* GOAL:
What number of lines hold the word "title"? State that number and nothing besides.

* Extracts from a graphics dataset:
= = = =

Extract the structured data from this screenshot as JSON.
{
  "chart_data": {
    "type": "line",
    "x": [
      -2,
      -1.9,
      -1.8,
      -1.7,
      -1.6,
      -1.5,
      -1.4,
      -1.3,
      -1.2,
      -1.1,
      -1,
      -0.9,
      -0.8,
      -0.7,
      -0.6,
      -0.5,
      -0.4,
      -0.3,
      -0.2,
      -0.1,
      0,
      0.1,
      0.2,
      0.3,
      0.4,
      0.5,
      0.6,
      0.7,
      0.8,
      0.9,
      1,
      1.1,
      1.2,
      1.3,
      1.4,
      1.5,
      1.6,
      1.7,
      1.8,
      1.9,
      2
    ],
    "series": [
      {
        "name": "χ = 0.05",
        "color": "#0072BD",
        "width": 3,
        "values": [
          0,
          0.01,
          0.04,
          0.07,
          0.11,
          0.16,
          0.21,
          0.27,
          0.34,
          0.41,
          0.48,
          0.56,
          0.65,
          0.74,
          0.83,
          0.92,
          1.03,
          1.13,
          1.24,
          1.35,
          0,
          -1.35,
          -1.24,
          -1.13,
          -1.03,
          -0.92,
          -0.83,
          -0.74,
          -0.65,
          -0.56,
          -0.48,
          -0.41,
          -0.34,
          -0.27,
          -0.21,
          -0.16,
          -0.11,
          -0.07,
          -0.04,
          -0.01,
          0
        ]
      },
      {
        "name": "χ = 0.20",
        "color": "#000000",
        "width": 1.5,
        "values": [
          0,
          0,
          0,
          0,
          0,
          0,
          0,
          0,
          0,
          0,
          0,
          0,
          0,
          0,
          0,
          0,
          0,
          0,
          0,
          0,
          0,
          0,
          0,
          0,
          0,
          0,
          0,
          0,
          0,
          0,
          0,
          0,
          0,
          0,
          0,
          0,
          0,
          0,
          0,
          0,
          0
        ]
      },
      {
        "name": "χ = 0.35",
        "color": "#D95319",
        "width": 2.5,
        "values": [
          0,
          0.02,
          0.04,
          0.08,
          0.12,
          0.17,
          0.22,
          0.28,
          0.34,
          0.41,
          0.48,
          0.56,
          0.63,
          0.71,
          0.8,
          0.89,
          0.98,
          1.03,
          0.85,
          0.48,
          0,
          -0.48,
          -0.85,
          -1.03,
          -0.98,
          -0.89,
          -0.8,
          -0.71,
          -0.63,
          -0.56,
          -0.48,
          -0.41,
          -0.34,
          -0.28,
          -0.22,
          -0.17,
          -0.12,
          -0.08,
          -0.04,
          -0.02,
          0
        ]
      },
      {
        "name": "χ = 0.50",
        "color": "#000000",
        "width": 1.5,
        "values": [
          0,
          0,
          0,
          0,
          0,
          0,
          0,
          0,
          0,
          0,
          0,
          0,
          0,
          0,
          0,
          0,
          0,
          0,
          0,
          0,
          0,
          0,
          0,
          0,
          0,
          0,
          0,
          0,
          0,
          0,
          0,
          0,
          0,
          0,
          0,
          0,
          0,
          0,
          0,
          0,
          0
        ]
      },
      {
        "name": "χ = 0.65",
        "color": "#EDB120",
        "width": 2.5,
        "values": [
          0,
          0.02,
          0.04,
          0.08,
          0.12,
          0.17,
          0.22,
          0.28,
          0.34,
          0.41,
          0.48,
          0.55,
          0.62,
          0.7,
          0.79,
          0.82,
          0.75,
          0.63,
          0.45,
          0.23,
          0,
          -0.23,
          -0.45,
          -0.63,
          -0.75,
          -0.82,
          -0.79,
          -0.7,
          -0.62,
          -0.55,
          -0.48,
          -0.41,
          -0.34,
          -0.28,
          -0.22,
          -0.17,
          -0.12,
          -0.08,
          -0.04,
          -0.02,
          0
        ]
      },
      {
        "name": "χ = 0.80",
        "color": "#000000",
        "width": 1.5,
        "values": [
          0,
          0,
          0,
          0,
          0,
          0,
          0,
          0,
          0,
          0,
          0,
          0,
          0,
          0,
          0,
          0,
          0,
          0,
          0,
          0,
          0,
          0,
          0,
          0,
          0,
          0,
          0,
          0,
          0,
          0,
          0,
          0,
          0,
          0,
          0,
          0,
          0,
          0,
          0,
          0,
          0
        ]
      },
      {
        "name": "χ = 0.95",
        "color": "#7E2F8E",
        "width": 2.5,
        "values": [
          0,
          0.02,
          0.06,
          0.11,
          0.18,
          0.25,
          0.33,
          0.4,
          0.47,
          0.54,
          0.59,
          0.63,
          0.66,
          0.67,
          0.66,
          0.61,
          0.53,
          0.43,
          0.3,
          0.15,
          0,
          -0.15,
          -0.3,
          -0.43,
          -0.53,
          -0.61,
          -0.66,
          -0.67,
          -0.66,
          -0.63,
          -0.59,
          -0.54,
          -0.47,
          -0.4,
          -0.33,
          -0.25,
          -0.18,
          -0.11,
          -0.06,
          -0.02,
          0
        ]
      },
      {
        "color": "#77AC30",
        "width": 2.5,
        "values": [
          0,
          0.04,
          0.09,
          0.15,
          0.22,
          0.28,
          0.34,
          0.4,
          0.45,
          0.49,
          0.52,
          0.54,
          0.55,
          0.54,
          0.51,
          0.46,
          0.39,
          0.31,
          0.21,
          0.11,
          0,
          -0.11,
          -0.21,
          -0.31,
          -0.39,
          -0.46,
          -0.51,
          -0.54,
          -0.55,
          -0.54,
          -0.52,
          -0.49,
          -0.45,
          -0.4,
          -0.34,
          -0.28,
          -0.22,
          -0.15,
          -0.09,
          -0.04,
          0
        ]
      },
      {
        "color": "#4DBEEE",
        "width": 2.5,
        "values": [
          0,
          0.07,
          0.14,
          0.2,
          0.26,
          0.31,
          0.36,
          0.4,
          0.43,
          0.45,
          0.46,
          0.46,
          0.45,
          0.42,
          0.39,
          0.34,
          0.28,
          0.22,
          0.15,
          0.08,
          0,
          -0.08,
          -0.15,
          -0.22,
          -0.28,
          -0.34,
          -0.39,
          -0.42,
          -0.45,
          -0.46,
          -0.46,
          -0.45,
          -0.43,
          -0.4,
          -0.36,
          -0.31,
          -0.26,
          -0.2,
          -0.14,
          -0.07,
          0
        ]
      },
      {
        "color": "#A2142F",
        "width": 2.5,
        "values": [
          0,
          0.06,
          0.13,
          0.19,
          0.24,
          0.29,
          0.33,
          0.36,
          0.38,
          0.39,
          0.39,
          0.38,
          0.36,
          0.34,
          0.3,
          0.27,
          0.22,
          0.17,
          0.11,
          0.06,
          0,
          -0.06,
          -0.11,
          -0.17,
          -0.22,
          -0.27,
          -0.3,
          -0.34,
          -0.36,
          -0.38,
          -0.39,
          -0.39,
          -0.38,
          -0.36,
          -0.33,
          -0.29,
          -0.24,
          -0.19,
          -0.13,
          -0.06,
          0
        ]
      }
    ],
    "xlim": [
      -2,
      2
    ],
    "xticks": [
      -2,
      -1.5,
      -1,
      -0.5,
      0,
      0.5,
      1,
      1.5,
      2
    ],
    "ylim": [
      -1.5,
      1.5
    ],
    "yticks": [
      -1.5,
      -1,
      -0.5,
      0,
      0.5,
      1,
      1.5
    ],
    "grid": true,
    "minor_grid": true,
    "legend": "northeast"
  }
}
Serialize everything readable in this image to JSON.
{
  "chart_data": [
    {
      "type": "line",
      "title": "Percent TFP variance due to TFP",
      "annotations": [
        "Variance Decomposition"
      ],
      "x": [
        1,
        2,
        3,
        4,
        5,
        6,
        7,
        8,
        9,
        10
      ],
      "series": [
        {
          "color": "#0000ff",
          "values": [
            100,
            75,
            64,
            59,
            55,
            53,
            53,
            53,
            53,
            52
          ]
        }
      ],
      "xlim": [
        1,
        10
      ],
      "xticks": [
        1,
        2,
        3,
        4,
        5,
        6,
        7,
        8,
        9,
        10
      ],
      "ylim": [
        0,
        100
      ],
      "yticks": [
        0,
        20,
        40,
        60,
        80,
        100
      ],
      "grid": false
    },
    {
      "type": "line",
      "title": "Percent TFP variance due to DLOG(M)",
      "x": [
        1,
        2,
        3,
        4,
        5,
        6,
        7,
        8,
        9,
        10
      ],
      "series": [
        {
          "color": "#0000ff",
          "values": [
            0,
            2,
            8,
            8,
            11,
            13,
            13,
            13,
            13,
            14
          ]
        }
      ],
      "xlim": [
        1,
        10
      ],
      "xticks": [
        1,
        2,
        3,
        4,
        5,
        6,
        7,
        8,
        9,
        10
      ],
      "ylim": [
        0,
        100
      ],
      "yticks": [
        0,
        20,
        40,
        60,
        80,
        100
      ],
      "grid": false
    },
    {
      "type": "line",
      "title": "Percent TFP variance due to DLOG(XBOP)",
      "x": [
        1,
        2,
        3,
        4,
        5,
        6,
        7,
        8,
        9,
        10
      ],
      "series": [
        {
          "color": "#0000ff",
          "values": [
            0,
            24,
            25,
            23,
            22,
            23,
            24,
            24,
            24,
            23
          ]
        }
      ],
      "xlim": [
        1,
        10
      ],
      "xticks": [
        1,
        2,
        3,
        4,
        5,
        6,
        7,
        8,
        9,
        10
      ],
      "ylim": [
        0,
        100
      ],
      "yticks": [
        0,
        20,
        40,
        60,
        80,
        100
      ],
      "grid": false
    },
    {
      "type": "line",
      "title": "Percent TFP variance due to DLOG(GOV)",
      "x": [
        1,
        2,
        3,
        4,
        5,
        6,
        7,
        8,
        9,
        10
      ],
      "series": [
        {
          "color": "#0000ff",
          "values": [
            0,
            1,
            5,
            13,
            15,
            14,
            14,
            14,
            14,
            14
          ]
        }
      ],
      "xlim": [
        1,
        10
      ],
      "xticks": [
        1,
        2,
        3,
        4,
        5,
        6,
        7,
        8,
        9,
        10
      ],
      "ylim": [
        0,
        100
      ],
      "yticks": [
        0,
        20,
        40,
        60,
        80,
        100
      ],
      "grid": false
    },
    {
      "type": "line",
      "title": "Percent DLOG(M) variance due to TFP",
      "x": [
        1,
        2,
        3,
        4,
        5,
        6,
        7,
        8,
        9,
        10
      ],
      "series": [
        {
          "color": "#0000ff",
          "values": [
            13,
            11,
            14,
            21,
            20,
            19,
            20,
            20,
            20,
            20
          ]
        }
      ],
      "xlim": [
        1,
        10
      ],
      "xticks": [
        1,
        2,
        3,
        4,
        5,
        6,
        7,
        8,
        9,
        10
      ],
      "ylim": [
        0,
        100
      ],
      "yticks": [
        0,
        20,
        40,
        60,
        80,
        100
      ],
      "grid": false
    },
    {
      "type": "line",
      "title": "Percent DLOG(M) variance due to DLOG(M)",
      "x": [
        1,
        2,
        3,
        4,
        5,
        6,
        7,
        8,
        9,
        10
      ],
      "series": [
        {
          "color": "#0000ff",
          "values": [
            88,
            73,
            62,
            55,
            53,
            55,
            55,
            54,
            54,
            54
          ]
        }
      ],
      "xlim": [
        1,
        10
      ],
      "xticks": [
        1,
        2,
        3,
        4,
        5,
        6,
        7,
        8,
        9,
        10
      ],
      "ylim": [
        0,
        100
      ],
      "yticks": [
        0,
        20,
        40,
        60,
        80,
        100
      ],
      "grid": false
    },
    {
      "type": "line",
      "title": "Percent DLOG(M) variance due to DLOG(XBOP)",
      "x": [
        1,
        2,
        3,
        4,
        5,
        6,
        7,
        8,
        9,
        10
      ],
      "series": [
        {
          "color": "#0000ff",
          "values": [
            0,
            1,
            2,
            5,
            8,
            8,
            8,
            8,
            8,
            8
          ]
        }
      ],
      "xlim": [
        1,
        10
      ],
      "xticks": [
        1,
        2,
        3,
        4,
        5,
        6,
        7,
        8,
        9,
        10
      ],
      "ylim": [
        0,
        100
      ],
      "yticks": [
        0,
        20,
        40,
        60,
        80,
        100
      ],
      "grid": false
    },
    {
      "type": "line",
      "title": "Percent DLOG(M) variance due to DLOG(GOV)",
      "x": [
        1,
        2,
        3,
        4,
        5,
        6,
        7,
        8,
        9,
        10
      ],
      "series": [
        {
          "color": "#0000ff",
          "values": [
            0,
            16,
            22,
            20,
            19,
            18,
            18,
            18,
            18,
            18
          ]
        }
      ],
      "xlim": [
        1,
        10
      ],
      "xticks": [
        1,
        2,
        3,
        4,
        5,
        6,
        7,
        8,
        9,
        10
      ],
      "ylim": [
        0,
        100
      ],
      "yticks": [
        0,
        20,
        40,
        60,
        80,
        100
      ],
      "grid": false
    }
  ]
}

= = = =

* RESPONSE FOR THIS EXERCISE:
8